Source —
Interested in really beautiful birds? Check out these photos of the birds of Costa Rica
Victoria Falls Safari Lodge vulture feeding
The Victoria Falls Safari Lodge is doing something to help the scavenger birds.
For the past 19 years or so, the hotel has been feeding them, and guests and visitors to the area are invited to come and watch the show (called the “Vulture Culture” experience) for free.
In front of the lodge’s Buffalo Bar, down a dirt pathway through dry scrub, there’s a “hide” – a viewing deck with concrete benches on which to sit, covered by a canopy of branches for shade.
You first get a briefing on the plight of the endangered birds and their ecological importance.
Then the vulture guide hauls out a gunny sack with heads, feet and leftovers of beef, chickens, warthogs – whatever the chef doesn’t use in the lodge’s kitchen – to a red dirt patch.
Then he tosses out the carcass bits and quickly runs away.
The vultures, which for the previous hour have been flying in from miles around and gathering on nearby trees, suddenly swoop in.
It’s quite a sight to watch them tearing into the bloody pieces!
You can hear the whoosh whoosh of their big wings flapping (they have wing spans of three feet) as they push and jostle one another to get at the food.
The ugly red-headed birds are hooded vultures, while the others are mainly white-backed vultures.
The feeding we watched attracted more than 200 vultures (typical). And it was all over quite quickly – within 10 minutes or so…
Lunch at the Buffalo Bar
By then, we were actually hungry ourselves.
And so we headed to the Buffalo Bar, which must be one of the coolest bars in the world.
It’s basically a fancily-done-up, two-level, wooden viewing platform covered with a thatched roof, with buffalo wood carvings decorating the bar area.
And it offers staggering views of the bush plain below.
It overlooks a large watering hole, where during lunch, we saw a herd of a dozen elephants, babies included, drinking and giving themselves dust baths with their trunks (by spraying dust over their backs).

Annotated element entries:

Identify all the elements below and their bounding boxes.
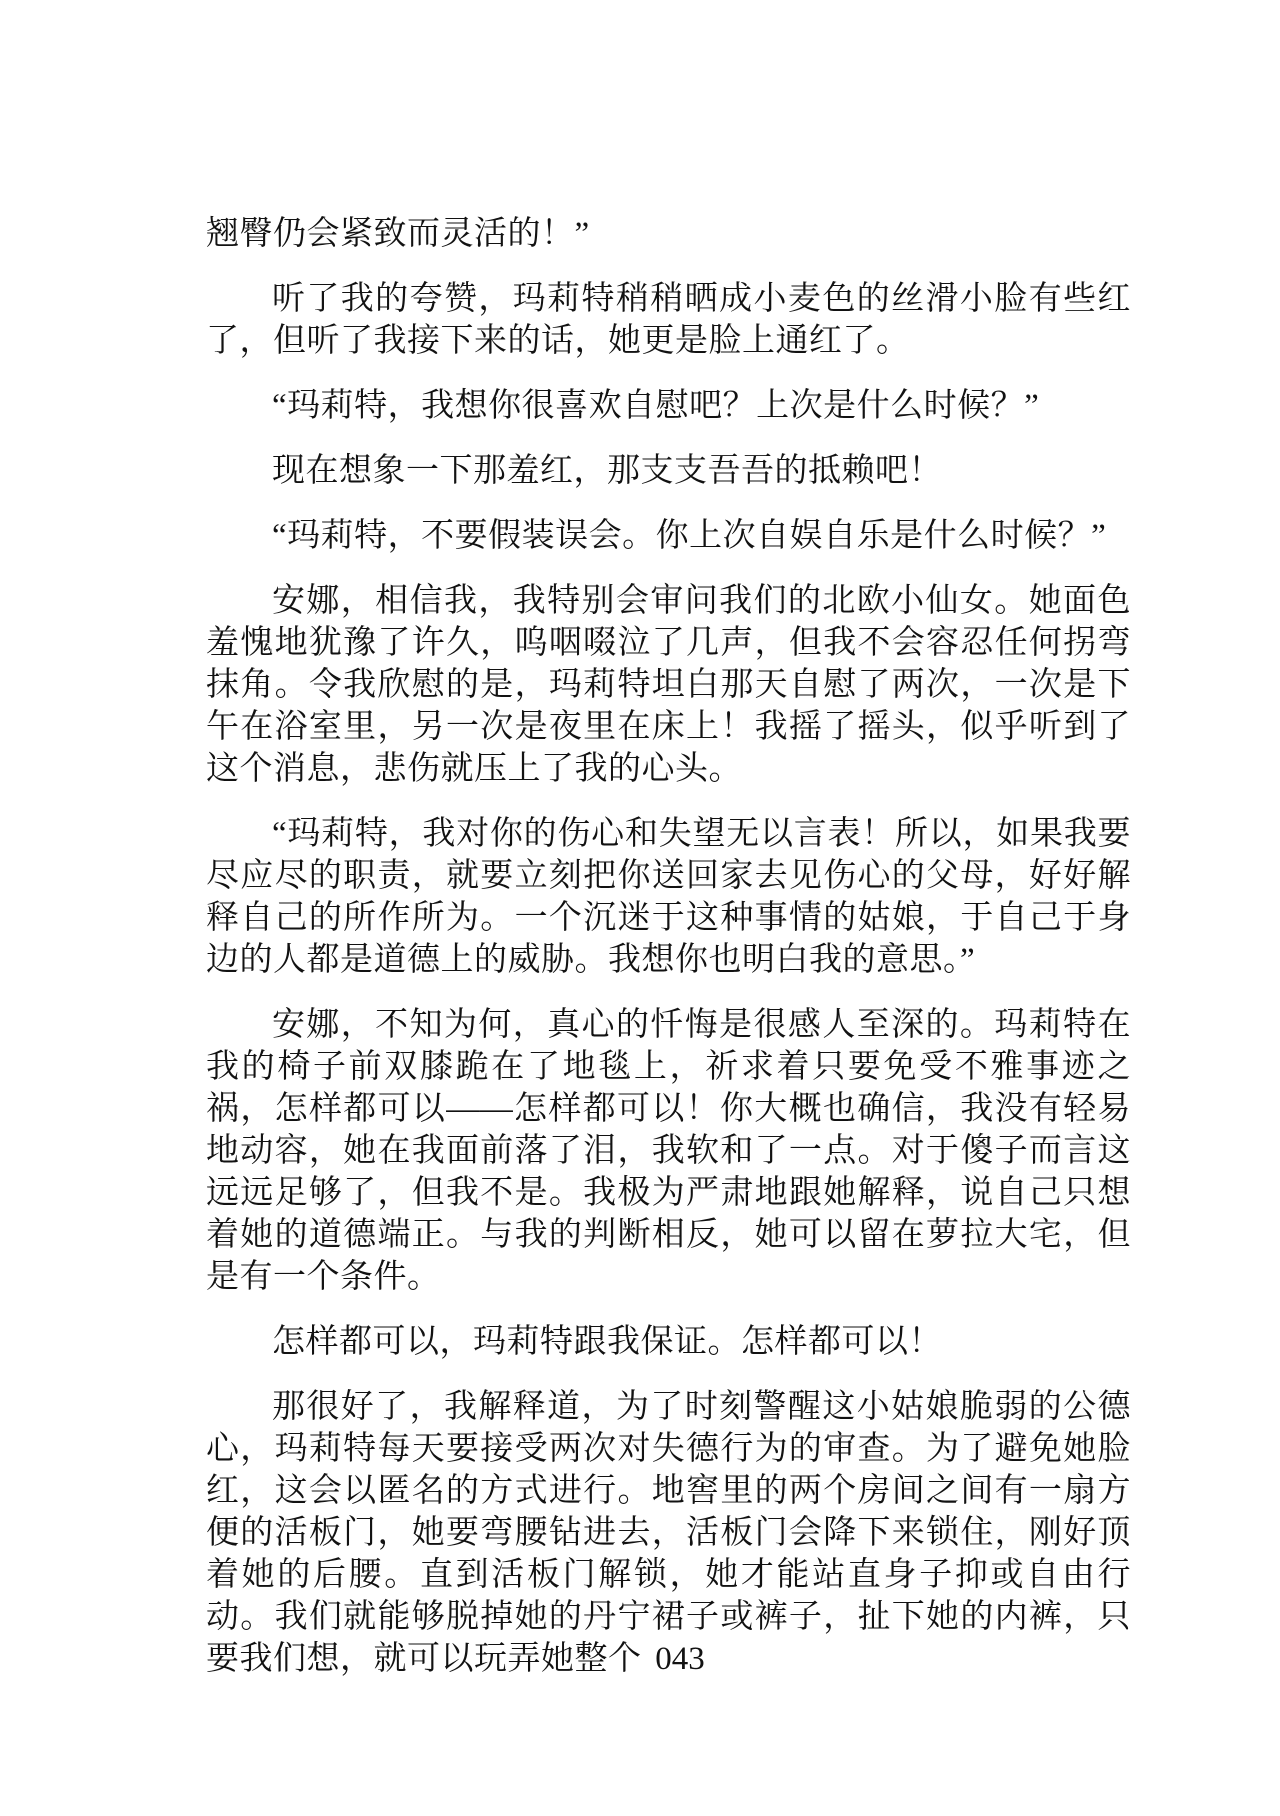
page-number: 043 bbox=[206, 1638, 1154, 1680]
book-page: 翘臀仍会紧致而灵活的！” 听了我的夸赞，玛莉特稍稍晒成小麦色的丝滑小脸有些红了，… bbox=[0, 0, 1280, 1816]
paragraph: 那很好了，我解释道，为了时刻警醒这小姑娘脆弱的公德心，玛莉特每天要接受两次对失德… bbox=[206, 1386, 1131, 1680]
paragraph: 听了我的夸赞，玛莉特稍稍晒成小麦色的丝滑小脸有些红了，但听了我接下来的话，她更是… bbox=[206, 278, 1131, 362]
paragraph: 安娜，相信我，我特别会审问我们的北欧小仙女。她面色羞愧地犹豫了许久，呜咽啜泣了几… bbox=[206, 580, 1131, 790]
page-text-block: 翘臀仍会紧致而灵活的！” 听了我的夸赞，玛莉特稍稍晒成小麦色的丝滑小脸有些红了，… bbox=[206, 213, 1131, 1680]
paragraph: 现在想象一下那羞红，那支支吾吾的抵赖吧！ bbox=[206, 450, 1131, 492]
paragraph: “玛莉特，不要假装误会。你上次自娱自乐是什么时候？” bbox=[206, 515, 1131, 557]
paragraph: “玛莉特，我对你的伤心和失望无以言表！所以，如果我要尽应尽的职责，就要立刻把你送… bbox=[206, 813, 1131, 981]
paragraph: 翘臀仍会紧致而灵活的！” bbox=[206, 213, 1131, 255]
paragraph: 安娜，不知为何，真心的忏悔是很感人至深的。玛莉特在我的椅子前双膝跪在了地毯上，祈… bbox=[206, 1004, 1131, 1298]
paragraph: 怎样都可以，玛莉特跟我保证。怎样都可以！ bbox=[206, 1321, 1131, 1363]
paragraph: “玛莉特，我想你很喜欢自慰吧？上次是什么时候？” bbox=[206, 385, 1131, 427]
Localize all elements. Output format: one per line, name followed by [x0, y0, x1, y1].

Directives —
1. According to the text on the vulture feeding, why is the viewing deck in front of the Buffalo Bar covered by a canopy of branches?
2. Reproduce the stretch of the text on the vulture feeding from "The vultures, which" through "the bar area.".

Full solutions —
1. The canopy of branches over the viewing deck is there to provide shade for the people sitting on its concrete benches.

2.
The vultures, which for the previous hour have been flying in from miles around and gathering on nearby trees, suddenly swoop in.
It’s quite a sight to watch them tearing into the bloody pieces!
You can hear the whoosh whoosh of their big wings flapping (they have wing spans of three feet) as they push and jostle one another to get at the food.
The ugly red-headed birds are hooded vultures, while the others are mainly white-backed vultures.
The feeding we watched attracted more than 200 vultures (typical). And it was all over quite quickly – within 10 minutes or so…
Lunch at the Buffalo Bar
By then, we were actually hungry ourselves.
And so we headed to the Buffalo Bar, which must be one of the coolest bars in the world.
It’s basically a fancily-done-up, two-level, wooden viewing platform covered with a thatched roof, with buffalo wood carvings decorating the bar area.